WRITTEN REQUEST:
In the entries below, find every line with "source" and copy it.

Figure data in JSON

_ _ _ _ _ _ _

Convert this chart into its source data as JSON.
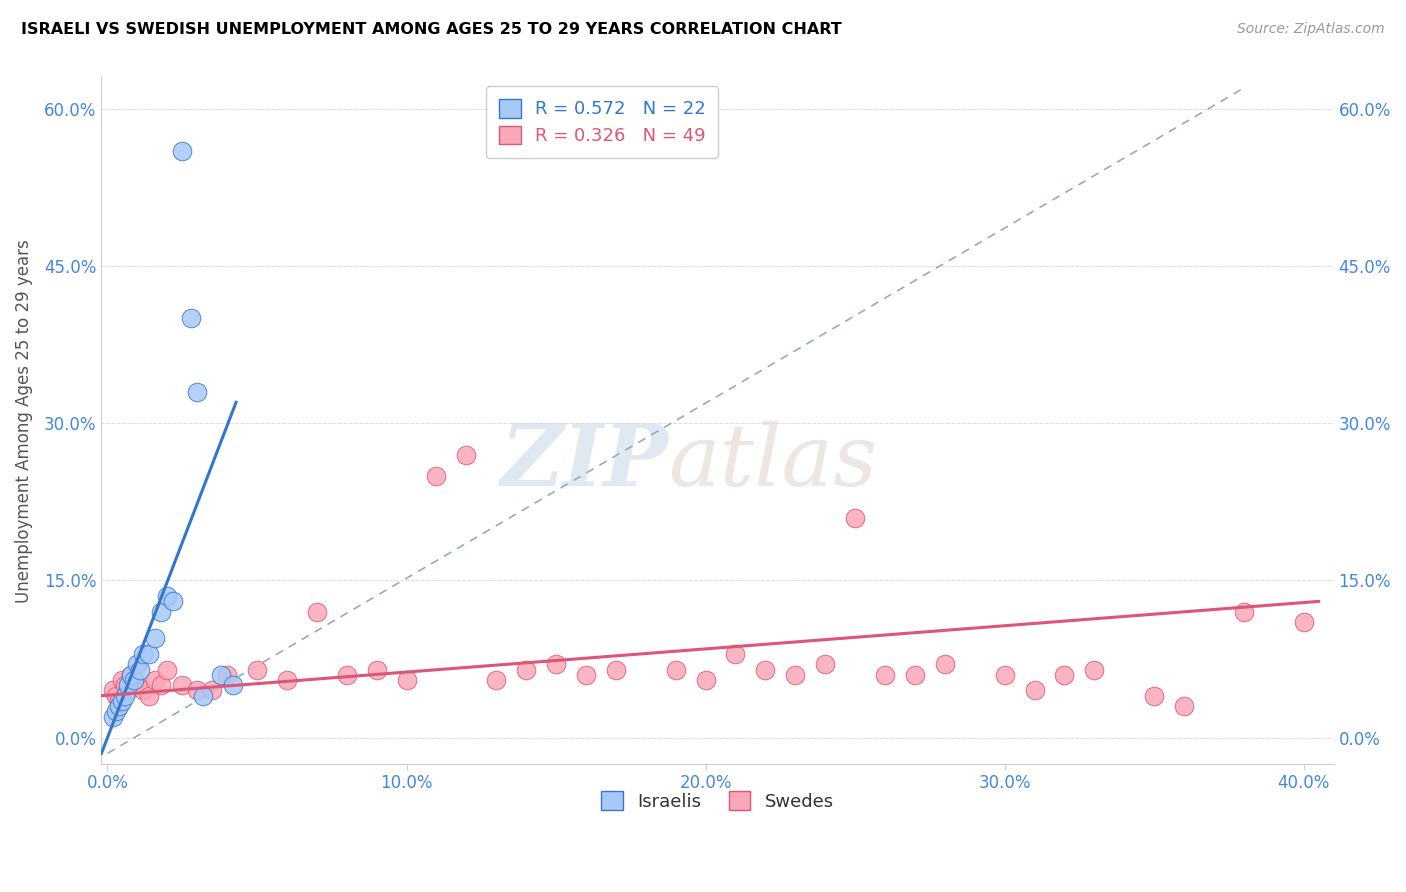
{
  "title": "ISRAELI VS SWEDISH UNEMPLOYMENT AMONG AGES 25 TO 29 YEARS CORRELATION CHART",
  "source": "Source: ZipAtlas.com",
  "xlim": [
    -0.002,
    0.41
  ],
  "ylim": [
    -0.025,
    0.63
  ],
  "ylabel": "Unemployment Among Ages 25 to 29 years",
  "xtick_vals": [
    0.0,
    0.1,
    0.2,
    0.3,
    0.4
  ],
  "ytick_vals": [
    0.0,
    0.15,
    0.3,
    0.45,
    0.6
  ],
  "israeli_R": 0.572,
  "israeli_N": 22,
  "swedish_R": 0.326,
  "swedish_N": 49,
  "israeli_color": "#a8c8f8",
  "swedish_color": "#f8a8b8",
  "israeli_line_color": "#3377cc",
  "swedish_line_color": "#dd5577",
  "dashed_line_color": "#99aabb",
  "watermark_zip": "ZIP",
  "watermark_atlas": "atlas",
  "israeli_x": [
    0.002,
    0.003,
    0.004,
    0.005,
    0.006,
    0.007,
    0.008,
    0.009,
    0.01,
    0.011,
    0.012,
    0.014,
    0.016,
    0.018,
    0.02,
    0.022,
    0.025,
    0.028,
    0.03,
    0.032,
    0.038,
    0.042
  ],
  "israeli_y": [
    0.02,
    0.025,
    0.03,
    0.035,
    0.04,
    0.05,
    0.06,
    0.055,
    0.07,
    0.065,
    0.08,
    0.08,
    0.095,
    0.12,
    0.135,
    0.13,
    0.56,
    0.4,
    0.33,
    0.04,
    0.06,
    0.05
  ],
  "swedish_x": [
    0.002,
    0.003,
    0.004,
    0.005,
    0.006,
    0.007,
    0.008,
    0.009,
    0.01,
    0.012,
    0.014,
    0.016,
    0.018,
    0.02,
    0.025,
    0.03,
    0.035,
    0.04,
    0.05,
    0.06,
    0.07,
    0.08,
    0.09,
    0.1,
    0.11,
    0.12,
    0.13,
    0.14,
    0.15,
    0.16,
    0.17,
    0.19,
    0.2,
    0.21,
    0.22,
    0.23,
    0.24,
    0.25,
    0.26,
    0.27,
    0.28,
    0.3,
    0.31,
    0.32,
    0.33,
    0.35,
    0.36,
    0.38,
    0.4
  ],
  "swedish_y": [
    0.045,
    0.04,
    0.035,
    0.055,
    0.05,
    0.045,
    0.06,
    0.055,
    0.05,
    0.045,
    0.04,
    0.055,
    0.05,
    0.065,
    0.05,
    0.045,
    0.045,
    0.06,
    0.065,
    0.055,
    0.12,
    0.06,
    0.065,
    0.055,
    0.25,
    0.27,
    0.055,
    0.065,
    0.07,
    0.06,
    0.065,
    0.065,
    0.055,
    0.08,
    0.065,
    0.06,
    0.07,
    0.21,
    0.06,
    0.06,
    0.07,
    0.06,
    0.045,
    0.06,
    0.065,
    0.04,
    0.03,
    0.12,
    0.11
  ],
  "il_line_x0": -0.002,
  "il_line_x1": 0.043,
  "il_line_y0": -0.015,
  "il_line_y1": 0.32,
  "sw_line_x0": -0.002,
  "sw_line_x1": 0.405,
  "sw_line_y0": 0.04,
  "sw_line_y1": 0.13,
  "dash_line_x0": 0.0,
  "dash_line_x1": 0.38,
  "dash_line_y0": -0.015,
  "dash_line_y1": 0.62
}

_ _ _ _ _ _ _

TASK ANSWER:
Convert this chart into its source data as JSON.
  "source": "Source: ZipAtlas.com",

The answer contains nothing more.